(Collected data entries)
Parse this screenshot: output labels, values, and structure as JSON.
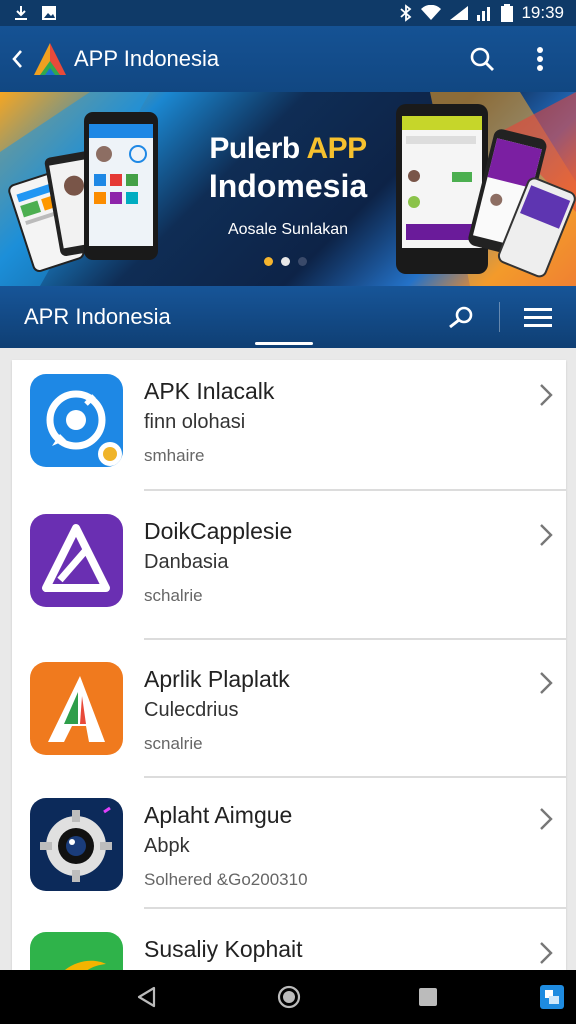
{
  "status_bar": {
    "time": "19:39"
  },
  "app_bar": {
    "title": "APP Indonesia"
  },
  "banner": {
    "title_part1": "Pulerb ",
    "title_accent": "APP",
    "title_line2": "Indomesia",
    "subtitle": "Aosale Sunlakan",
    "dots": 3,
    "active_dot": 0
  },
  "section": {
    "title": "APR Indonesia"
  },
  "list": {
    "items": [
      {
        "title": "APK Inlacalk",
        "subtitle": "finn olohasi",
        "meta": "smhaire",
        "icon": "chat-app-icon"
      },
      {
        "title": "DoikCapplesie",
        "subtitle": "Danbasia",
        "meta": "schalrie",
        "icon": "delta-app-icon"
      },
      {
        "title": "Aprlik Plaplatk",
        "subtitle": "Culecdrius",
        "meta": "scnalrie",
        "icon": "a-letter-app-icon"
      },
      {
        "title": "Aplaht Aimgue",
        "subtitle": "Abpk",
        "meta": "Solhered  &Go200310",
        "icon": "camera-gear-app-icon"
      },
      {
        "title": "Susaliy Kophait",
        "subtitle": "",
        "meta": "",
        "icon": "green-app-icon"
      }
    ]
  },
  "colors": {
    "app_bar": "#155294",
    "accent": "#f6c12e"
  }
}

◆ Brief ◆
Ignore the images and quote every line of the listing exactly.

◆ Written answer ◆
Parse this screenshot: output labels, values, and structure as JSON.
{
  "status_bar": {
    "time": "19:39"
  },
  "app_bar": {
    "title": "APP Indonesia"
  },
  "banner": {
    "title_part1": "Pulerb ",
    "title_accent": "APP",
    "title_line2": "Indomesia",
    "subtitle": "Aosale Sunlakan",
    "dots": 3,
    "active_dot": 0
  },
  "section": {
    "title": "APR Indonesia"
  },
  "list": {
    "items": [
      {
        "title": "APK Inlacalk",
        "subtitle": "finn olohasi",
        "meta": "smhaire",
        "icon": "chat-app-icon"
      },
      {
        "title": "DoikCapplesie",
        "subtitle": "Danbasia",
        "meta": "schalrie",
        "icon": "delta-app-icon"
      },
      {
        "title": "Aprlik Plaplatk",
        "subtitle": "Culecdrius",
        "meta": "scnalrie",
        "icon": "a-letter-app-icon"
      },
      {
        "title": "Aplaht Aimgue",
        "subtitle": "Abpk",
        "meta": "Solhered  &Go200310",
        "icon": "camera-gear-app-icon"
      },
      {
        "title": "Susaliy Kophait",
        "subtitle": "",
        "meta": "",
        "icon": "green-app-icon"
      }
    ]
  },
  "colors": {
    "app_bar": "#155294",
    "accent": "#f6c12e"
  }
}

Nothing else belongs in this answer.